Extracted data:
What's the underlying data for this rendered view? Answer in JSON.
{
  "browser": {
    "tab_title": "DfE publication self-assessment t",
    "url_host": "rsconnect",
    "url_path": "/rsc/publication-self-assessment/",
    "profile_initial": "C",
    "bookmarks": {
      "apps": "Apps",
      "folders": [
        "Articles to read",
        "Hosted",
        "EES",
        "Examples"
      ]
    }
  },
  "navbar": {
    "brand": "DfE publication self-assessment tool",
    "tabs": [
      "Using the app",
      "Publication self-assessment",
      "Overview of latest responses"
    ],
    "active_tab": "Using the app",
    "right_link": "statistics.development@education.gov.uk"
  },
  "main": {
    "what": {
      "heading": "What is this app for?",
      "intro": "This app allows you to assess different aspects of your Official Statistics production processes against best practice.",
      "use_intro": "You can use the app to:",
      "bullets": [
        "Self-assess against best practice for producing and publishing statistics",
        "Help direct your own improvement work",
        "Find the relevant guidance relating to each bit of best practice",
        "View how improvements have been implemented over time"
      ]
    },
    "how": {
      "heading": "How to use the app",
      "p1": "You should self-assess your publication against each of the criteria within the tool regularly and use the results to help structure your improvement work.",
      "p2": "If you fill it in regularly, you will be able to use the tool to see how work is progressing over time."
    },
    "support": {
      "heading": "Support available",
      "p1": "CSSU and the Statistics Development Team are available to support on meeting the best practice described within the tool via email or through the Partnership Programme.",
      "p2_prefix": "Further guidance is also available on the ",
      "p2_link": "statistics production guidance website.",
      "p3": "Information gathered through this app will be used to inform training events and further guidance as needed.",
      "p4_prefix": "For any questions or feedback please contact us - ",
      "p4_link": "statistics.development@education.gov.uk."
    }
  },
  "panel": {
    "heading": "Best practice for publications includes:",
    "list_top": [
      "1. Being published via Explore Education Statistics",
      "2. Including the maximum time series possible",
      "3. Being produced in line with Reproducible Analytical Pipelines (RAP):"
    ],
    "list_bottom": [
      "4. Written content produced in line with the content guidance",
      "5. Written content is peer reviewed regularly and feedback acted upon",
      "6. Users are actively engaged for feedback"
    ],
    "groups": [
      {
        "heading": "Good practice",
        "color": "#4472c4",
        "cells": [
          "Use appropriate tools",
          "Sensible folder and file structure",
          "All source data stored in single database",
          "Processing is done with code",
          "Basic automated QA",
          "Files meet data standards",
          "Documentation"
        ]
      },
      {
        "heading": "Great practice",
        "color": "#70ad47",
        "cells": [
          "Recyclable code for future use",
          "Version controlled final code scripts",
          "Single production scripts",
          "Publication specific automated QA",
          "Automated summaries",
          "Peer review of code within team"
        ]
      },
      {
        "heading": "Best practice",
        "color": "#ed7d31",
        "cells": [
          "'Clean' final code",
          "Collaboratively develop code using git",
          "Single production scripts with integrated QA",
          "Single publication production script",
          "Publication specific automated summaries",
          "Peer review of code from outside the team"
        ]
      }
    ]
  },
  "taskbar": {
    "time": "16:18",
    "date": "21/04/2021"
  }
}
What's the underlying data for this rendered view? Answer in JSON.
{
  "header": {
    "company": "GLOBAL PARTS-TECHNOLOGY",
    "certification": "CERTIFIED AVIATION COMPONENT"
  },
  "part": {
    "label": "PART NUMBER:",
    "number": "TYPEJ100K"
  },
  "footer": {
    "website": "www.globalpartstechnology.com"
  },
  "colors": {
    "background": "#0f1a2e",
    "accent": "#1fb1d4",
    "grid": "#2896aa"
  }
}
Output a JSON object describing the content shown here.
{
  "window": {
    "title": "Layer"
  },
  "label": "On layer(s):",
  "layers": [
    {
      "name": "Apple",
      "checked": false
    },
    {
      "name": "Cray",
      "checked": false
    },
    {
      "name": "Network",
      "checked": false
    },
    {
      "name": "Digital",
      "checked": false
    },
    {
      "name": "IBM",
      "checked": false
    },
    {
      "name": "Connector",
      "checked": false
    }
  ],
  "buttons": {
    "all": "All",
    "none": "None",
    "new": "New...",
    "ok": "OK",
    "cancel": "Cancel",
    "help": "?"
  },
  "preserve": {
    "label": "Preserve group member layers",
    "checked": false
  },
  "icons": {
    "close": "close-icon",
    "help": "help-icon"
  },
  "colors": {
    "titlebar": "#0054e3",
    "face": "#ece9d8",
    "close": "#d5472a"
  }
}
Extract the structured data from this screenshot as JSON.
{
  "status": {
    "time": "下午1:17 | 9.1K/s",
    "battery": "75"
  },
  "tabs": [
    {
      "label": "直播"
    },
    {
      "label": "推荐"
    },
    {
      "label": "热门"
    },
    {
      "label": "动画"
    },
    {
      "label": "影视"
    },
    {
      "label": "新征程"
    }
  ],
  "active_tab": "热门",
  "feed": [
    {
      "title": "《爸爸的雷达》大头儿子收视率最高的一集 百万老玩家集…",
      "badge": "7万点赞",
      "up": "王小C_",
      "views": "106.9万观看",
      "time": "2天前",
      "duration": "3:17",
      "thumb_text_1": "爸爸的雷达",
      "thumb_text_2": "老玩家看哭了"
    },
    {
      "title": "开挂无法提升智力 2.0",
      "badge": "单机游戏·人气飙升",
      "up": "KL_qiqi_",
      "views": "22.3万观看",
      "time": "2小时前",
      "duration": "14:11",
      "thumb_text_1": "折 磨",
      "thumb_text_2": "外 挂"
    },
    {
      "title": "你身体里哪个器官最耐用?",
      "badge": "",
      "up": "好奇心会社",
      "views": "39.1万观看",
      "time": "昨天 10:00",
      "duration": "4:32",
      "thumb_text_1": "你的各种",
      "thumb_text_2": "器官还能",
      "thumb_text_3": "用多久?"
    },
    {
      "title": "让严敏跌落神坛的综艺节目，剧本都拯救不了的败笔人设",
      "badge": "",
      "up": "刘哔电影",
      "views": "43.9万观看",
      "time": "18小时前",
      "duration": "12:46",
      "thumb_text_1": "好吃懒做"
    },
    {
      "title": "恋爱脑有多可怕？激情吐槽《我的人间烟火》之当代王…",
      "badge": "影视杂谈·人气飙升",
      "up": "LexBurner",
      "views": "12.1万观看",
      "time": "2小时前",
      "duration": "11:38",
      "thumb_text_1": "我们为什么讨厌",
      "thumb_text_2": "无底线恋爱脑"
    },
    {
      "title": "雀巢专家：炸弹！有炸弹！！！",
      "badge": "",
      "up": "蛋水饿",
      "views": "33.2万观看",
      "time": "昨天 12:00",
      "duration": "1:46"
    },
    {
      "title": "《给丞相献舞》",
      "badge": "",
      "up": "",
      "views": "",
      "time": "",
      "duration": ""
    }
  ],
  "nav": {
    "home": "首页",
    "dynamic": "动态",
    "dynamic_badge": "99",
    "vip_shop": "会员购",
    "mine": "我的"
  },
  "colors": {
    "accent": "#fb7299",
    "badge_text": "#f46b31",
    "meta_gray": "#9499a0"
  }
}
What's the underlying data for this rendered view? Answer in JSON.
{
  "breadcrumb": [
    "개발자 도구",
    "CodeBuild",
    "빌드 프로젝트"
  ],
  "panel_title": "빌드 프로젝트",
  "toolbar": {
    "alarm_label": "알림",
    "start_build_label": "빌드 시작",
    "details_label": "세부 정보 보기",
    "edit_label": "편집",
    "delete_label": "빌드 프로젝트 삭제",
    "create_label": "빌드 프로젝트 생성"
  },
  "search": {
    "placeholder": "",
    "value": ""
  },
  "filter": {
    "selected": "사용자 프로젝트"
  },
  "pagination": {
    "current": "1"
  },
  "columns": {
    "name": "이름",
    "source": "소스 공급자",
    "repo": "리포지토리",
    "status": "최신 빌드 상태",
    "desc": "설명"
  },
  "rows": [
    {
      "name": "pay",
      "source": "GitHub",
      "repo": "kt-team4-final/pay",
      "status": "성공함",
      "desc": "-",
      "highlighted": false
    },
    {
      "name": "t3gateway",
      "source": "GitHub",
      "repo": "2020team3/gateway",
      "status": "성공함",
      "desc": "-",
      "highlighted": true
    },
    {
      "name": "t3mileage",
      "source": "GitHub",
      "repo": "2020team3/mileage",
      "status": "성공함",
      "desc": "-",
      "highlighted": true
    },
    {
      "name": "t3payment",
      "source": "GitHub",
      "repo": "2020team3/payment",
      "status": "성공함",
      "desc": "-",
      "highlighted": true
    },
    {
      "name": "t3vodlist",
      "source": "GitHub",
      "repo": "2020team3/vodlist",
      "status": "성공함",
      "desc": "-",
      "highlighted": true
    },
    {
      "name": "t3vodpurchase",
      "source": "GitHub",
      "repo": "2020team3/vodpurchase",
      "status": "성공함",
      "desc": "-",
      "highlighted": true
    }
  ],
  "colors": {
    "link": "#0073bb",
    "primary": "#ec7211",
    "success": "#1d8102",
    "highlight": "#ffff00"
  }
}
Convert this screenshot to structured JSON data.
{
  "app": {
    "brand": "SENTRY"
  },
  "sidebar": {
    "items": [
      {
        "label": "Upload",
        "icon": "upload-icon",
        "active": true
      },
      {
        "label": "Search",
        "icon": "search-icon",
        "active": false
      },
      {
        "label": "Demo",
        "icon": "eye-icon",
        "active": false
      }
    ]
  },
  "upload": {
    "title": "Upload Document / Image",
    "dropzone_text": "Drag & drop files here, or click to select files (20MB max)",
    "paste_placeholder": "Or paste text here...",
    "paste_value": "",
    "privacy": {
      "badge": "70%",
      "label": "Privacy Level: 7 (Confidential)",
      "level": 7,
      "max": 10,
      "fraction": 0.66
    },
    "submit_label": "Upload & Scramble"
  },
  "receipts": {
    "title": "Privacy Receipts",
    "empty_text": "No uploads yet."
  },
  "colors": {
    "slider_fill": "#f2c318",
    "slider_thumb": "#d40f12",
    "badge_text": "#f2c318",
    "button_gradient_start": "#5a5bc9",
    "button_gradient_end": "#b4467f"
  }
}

Written request: Return every line in the listing that contains the word "production".

Solution:
      "intro": "This app allows you to assess different aspects of your Official Statistics production processes against best practice.",
      "p2_link": "statistics production guidance website.",
          "Single production scripts",
          "Single production scripts with integrated QA",
          "Single publication production script",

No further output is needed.